**Stated goal**
Count the lines in the entries below that contain the string "amount". Reply with the number alone.

Stored entries:
--- Begin ---
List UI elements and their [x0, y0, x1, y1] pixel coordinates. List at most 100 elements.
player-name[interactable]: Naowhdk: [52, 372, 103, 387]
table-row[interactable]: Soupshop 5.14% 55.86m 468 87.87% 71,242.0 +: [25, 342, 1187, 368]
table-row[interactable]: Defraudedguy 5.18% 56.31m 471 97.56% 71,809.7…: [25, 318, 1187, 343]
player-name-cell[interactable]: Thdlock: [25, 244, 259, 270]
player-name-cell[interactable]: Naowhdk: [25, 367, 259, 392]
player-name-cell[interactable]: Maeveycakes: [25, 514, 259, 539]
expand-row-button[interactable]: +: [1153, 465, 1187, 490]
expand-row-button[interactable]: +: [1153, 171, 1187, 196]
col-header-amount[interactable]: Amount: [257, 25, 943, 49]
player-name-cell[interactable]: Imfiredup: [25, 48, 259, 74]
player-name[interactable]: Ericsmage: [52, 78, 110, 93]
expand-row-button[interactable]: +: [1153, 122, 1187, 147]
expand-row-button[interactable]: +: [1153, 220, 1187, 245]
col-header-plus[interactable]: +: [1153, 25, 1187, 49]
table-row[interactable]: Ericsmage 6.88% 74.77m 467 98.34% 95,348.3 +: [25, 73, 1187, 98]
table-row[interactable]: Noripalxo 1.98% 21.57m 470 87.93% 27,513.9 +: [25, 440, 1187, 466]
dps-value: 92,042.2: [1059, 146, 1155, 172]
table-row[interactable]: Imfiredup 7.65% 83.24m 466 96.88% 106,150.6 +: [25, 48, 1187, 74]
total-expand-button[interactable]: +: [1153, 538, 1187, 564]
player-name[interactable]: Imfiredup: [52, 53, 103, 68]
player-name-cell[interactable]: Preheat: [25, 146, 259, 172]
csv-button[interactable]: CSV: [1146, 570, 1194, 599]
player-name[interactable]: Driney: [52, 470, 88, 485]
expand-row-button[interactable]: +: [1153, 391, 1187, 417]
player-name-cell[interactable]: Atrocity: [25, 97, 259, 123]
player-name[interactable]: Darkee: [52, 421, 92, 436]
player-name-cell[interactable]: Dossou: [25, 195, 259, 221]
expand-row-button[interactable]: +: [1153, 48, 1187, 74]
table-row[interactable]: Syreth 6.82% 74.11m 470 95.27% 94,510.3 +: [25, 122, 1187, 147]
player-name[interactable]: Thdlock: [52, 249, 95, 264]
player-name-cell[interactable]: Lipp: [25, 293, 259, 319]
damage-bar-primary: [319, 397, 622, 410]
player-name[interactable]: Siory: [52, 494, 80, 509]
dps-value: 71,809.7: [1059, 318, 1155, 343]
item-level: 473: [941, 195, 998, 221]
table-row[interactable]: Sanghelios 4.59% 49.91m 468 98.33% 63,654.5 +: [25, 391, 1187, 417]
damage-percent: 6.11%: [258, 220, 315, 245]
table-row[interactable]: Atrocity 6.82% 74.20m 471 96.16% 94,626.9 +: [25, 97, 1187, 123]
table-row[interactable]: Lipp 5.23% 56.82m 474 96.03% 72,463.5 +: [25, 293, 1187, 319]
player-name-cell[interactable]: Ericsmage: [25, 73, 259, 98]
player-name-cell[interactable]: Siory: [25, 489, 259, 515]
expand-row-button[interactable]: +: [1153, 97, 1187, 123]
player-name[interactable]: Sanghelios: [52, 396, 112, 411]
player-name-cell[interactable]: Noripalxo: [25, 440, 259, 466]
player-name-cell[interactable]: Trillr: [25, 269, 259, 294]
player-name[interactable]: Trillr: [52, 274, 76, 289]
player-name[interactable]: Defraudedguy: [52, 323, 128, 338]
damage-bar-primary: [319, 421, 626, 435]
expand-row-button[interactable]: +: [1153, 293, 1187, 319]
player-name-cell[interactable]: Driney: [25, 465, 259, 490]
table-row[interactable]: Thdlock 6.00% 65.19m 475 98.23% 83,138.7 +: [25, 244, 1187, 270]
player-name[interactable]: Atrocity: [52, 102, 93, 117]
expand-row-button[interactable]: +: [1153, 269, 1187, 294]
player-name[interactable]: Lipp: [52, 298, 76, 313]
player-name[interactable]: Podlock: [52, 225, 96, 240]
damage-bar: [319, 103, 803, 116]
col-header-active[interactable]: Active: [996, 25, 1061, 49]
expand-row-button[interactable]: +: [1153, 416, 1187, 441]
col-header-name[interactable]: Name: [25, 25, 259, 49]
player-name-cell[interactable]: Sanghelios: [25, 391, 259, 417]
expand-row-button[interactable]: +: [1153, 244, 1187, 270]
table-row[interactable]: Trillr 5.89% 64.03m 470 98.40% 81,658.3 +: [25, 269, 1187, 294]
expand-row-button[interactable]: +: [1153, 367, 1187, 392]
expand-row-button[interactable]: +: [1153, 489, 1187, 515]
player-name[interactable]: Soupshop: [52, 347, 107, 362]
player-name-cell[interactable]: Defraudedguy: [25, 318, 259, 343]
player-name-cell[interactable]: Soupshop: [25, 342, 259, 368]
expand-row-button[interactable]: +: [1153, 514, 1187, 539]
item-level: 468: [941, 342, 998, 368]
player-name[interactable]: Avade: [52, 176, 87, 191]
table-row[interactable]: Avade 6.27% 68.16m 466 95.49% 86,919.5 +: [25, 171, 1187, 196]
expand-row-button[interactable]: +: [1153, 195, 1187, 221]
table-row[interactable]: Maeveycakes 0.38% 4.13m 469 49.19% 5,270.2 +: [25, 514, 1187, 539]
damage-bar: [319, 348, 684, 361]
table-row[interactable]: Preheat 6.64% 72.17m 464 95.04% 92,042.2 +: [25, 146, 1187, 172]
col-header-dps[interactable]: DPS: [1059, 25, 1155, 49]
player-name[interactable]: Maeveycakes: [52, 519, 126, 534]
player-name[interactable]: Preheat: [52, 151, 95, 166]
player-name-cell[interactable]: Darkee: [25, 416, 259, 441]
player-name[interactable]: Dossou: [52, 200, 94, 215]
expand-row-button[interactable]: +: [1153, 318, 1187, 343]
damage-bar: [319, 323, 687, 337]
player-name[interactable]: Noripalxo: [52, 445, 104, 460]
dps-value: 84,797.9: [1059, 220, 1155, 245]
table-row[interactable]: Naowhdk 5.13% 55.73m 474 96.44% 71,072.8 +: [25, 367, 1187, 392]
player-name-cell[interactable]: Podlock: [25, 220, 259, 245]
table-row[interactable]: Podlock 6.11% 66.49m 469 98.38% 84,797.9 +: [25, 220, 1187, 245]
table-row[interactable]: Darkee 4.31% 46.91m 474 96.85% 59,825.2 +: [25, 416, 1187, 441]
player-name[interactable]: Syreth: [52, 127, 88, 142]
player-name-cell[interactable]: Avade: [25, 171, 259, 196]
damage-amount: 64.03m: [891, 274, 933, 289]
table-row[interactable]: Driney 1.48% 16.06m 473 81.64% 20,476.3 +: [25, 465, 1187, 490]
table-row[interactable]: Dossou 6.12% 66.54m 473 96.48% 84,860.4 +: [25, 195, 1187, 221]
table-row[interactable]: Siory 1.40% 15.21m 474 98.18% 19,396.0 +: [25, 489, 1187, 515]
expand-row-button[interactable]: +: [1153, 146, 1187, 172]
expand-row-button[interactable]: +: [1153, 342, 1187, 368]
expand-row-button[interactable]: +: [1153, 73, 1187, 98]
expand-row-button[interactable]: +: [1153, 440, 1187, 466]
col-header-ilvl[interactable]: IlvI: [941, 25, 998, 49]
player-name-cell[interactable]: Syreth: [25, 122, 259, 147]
--- End ---
**Task output**
2